Data for the task
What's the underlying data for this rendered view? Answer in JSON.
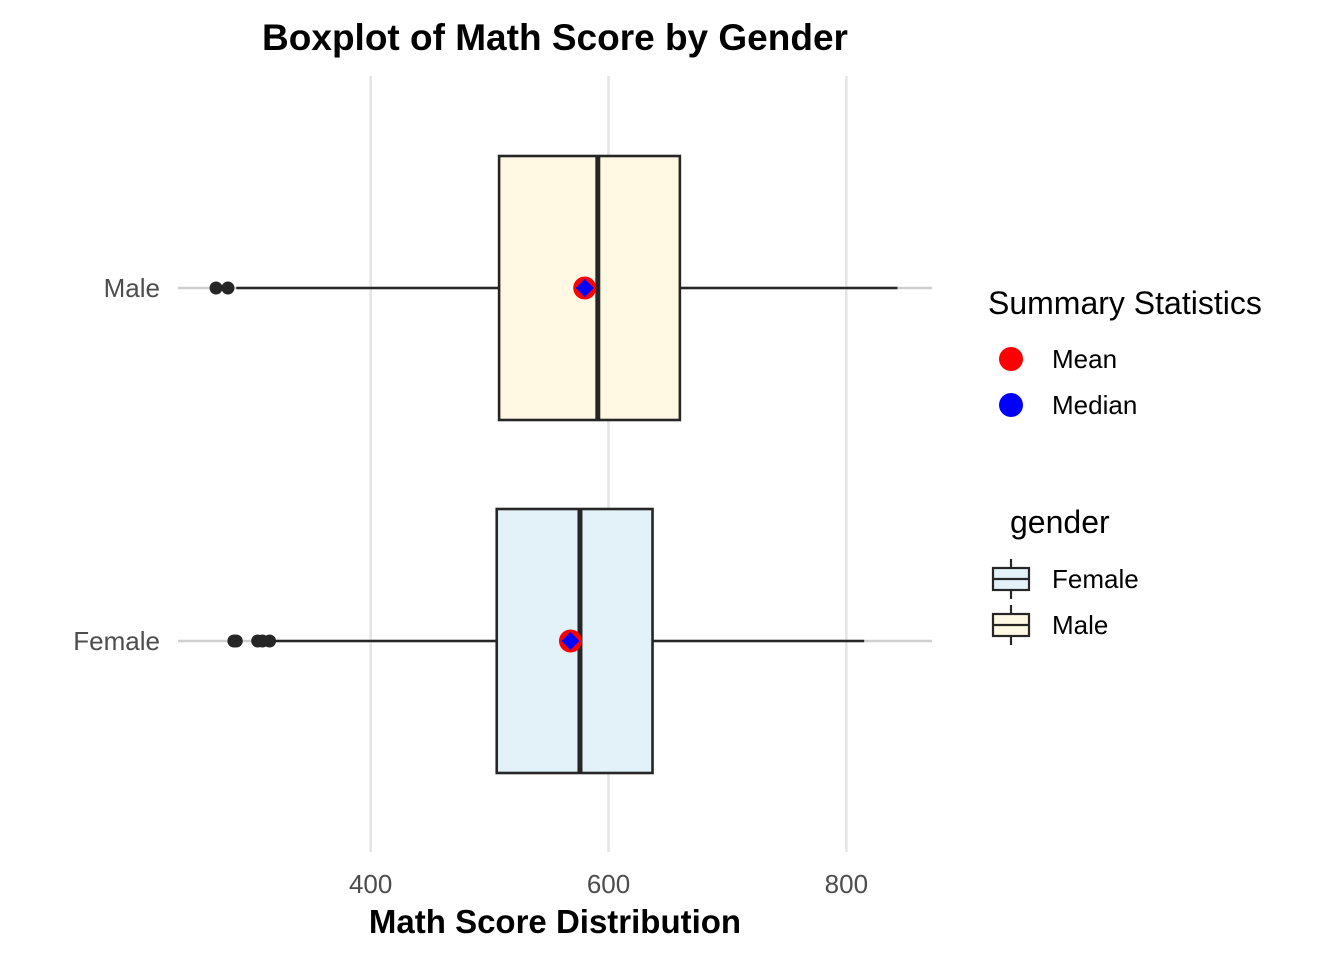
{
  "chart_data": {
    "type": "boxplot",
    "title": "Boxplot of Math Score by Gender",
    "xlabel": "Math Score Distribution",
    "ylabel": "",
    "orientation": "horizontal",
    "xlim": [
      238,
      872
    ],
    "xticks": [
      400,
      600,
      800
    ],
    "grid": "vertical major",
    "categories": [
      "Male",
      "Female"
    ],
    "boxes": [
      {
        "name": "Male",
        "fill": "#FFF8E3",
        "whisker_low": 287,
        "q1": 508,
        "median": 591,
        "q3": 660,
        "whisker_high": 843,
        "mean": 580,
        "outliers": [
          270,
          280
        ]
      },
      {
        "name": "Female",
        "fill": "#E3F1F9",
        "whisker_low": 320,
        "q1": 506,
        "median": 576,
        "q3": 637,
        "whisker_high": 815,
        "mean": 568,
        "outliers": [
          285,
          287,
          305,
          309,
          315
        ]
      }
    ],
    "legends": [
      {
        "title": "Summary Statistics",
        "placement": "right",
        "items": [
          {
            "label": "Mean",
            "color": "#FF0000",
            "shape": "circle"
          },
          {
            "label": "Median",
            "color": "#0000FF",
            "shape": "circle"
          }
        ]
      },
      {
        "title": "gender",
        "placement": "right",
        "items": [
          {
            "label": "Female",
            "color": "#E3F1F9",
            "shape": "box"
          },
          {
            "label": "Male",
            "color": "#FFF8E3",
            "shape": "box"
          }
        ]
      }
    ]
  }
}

Job
Images should not appear in the copy; retype the listing above exactly.

Solution to this exercise
What's the underlying data for this rendered view? Answer in JSON.
{
  "chart_data": {
    "type": "boxplot",
    "title": "Boxplot of Math Score by Gender",
    "xlabel": "Math Score Distribution",
    "ylabel": "",
    "orientation": "horizontal",
    "xlim": [
      238,
      872
    ],
    "xticks": [
      400,
      600,
      800
    ],
    "grid": "vertical major",
    "categories": [
      "Male",
      "Female"
    ],
    "boxes": [
      {
        "name": "Male",
        "fill": "#FFF8E3",
        "whisker_low": 287,
        "q1": 508,
        "median": 591,
        "q3": 660,
        "whisker_high": 843,
        "mean": 580,
        "outliers": [
          270,
          280
        ]
      },
      {
        "name": "Female",
        "fill": "#E3F1F9",
        "whisker_low": 320,
        "q1": 506,
        "median": 576,
        "q3": 637,
        "whisker_high": 815,
        "mean": 568,
        "outliers": [
          285,
          287,
          305,
          309,
          315
        ]
      }
    ],
    "legends": [
      {
        "title": "Summary Statistics",
        "placement": "right",
        "items": [
          {
            "label": "Mean",
            "color": "#FF0000",
            "shape": "circle"
          },
          {
            "label": "Median",
            "color": "#0000FF",
            "shape": "circle"
          }
        ]
      },
      {
        "title": "gender",
        "placement": "right",
        "items": [
          {
            "label": "Female",
            "color": "#E3F1F9",
            "shape": "box"
          },
          {
            "label": "Male",
            "color": "#FFF8E3",
            "shape": "box"
          }
        ]
      }
    ]
  }
}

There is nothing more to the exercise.